→ **TASK PROMPT**
Report all lines holding "hours".

→ **THE DATA**
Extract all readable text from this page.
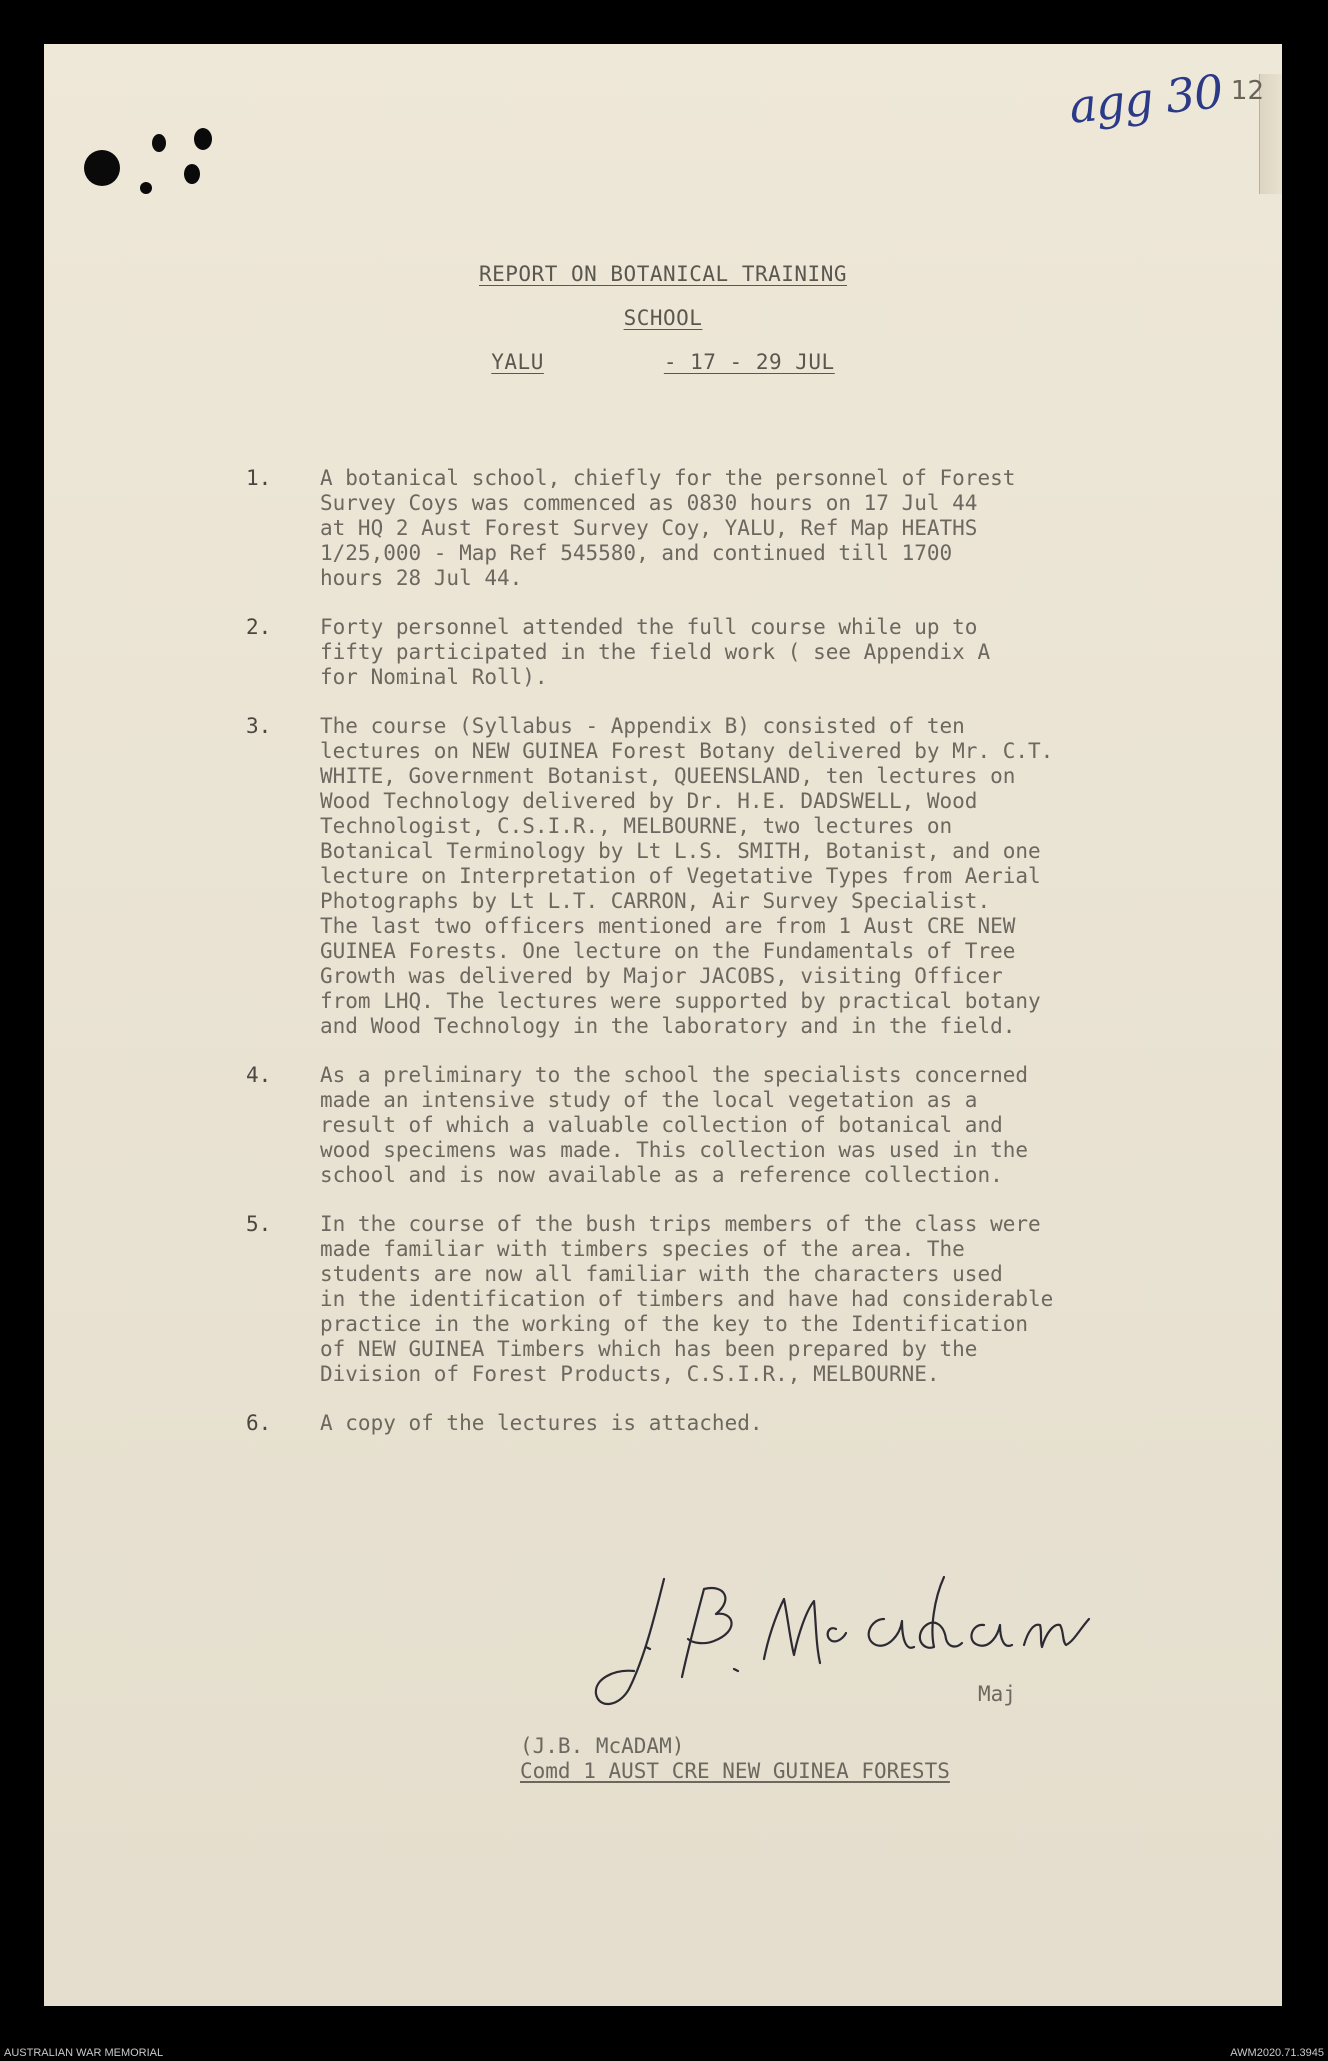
agg 30 12
REPORT ON BOTANICAL TRAINING
SCHOOL
YALU	- 17 - 29 JUL
1.	A botanical school, chiefly for the personnel of Forest
Survey Coys was commenced as 0830 hours on 17 Jul 44
at HQ 2 Aust Forest Survey Coy, YALU, Ref Map HEATHS
1/25,000 - Map Ref 545580, and continued till 1700
hours 28 Jul 44.
2.	Forty personnel attended the full course while up to
fifty participated in the field work ( see Appendix A
for Nominal Roll).
3.	The course (Syllabus - Appendix B) consisted of ten
lectures on NEW GUINEA Forest Botany delivered by Mr. C.T.
WHITE, Government Botanist, QUEENSLAND, ten lectures on
Wood Technology delivered by Dr. H.E. DADSWELL, Wood
Technologist, C.S.I.R., MELBOURNE, two lectures on
Botanical Terminology by Lt L.S. SMITH, Botanist, and one
lecture on Interpretation of Vegetative Types from Aerial
Photographs by Lt L.T. CARRON, Air Survey Specialist.
The last two officers mentioned are from 1 Aust CRE NEW
GUINEA Forests. One lecture on the Fundamentals of Tree
Growth was delivered by Major JACOBS, visiting Officer
from LHQ. The lectures were supported by practical botany
and Wood Technology in the laboratory and in the field.
4.	As a preliminary to the school the specialists concerned
made an intensive study of the local vegetation as a
result of which a valuable collection of botanical and
wood specimens was made. This collection was used in the
school and is now available as a reference collection.
5.	In the course of the bush trips members of the class were
made familiar with timbers species of the area. The
students are now all familiar with the characters used
in the identification of timbers and have had considerable
practice in the working of the key to the Identification
of NEW GUINEA Timbers which has been prepared by the
Division of Forest Products, C.S.I.R., MELBOURNE.
6.	A copy of the lectures is attached.
Maj
(J.B. McADAM)
Comd 1 AUST CRE NEW GUINEA FORESTS
AUSTRALIAN WAR MEMORIAL	AWM2020.71.3945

→ **PROBLEM SOLUTION**
Survey Coys was commenced as 0830 hours on 17 Jul 44
hours 28 Jul 44.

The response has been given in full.